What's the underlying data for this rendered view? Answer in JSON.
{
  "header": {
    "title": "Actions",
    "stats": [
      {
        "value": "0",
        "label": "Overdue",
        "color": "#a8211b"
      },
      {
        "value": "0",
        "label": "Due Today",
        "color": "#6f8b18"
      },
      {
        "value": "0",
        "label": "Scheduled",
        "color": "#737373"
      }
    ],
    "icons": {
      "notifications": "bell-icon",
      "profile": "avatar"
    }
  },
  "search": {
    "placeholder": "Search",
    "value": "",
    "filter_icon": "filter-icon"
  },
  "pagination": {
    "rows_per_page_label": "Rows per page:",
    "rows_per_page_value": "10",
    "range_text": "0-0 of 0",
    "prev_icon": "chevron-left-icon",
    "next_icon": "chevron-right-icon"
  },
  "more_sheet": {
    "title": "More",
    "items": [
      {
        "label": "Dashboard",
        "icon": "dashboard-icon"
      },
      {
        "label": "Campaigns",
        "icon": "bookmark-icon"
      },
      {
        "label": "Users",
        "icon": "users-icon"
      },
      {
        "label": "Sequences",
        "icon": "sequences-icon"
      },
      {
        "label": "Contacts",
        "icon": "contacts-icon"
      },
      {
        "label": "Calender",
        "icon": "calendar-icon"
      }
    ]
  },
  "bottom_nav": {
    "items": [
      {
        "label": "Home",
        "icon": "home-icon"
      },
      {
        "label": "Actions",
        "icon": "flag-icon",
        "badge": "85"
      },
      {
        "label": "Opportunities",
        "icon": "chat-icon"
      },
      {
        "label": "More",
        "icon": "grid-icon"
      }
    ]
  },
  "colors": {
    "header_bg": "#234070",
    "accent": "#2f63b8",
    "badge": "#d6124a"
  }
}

— YOUR INSTRUCTIONS —
Return what is listed above, exactly and completely.

— THE SOLUTION —
What's the underlying data for this rendered view? Answer in JSON.
{
  "header": {
    "title": "Actions",
    "stats": [
      {
        "value": "0",
        "label": "Overdue",
        "color": "#a8211b"
      },
      {
        "value": "0",
        "label": "Due Today",
        "color": "#6f8b18"
      },
      {
        "value": "0",
        "label": "Scheduled",
        "color": "#737373"
      }
    ],
    "icons": {
      "notifications": "bell-icon",
      "profile": "avatar"
    }
  },
  "search": {
    "placeholder": "Search",
    "value": "",
    "filter_icon": "filter-icon"
  },
  "pagination": {
    "rows_per_page_label": "Rows per page:",
    "rows_per_page_value": "10",
    "range_text": "0-0 of 0",
    "prev_icon": "chevron-left-icon",
    "next_icon": "chevron-right-icon"
  },
  "more_sheet": {
    "title": "More",
    "items": [
      {
        "label": "Dashboard",
        "icon": "dashboard-icon"
      },
      {
        "label": "Campaigns",
        "icon": "bookmark-icon"
      },
      {
        "label": "Users",
        "icon": "users-icon"
      },
      {
        "label": "Sequences",
        "icon": "sequences-icon"
      },
      {
        "label": "Contacts",
        "icon": "contacts-icon"
      },
      {
        "label": "Calender",
        "icon": "calendar-icon"
      }
    ]
  },
  "bottom_nav": {
    "items": [
      {
        "label": "Home",
        "icon": "home-icon"
      },
      {
        "label": "Actions",
        "icon": "flag-icon",
        "badge": "85"
      },
      {
        "label": "Opportunities",
        "icon": "chat-icon"
      },
      {
        "label": "More",
        "icon": "grid-icon"
      }
    ]
  },
  "colors": {
    "header_bg": "#234070",
    "accent": "#2f63b8",
    "badge": "#d6124a"
  }
}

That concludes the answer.